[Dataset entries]
%%
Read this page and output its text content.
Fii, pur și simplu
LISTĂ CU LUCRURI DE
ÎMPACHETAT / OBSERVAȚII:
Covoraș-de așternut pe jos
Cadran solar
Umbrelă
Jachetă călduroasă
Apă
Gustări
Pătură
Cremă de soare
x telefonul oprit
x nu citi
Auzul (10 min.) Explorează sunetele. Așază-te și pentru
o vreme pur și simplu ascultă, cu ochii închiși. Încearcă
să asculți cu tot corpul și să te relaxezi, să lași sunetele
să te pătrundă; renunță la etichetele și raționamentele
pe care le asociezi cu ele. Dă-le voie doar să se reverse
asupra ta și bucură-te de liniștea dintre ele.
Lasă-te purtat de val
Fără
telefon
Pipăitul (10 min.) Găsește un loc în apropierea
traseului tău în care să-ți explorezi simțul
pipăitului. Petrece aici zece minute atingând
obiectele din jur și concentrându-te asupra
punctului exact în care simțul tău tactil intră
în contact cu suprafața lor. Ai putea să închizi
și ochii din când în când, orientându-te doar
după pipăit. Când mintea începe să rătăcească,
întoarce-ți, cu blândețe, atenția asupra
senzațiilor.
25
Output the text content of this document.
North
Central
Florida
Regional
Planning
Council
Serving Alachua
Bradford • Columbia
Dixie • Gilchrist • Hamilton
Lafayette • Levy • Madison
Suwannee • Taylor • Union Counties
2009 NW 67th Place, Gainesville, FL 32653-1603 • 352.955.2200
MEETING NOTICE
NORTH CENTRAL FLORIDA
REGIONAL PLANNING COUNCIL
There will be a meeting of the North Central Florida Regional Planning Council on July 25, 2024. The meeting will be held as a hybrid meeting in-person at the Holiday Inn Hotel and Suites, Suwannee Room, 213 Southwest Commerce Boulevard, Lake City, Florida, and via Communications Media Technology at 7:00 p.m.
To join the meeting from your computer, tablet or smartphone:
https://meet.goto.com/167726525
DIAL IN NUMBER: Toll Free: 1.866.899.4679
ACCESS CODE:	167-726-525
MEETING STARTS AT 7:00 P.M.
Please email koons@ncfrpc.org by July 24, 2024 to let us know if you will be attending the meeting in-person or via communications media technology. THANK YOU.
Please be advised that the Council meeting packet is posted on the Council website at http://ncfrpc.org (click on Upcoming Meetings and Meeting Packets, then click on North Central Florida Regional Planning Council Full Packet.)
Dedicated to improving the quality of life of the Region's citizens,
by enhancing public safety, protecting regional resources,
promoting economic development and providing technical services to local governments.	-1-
%%
Directions for this task:
Look through the data above. Each line containing the word "simțul" needs to be copied.

Solution for this task:
traseului tău în care să-ți explorezi simțul
punctului exact în care simțul tău tactil intră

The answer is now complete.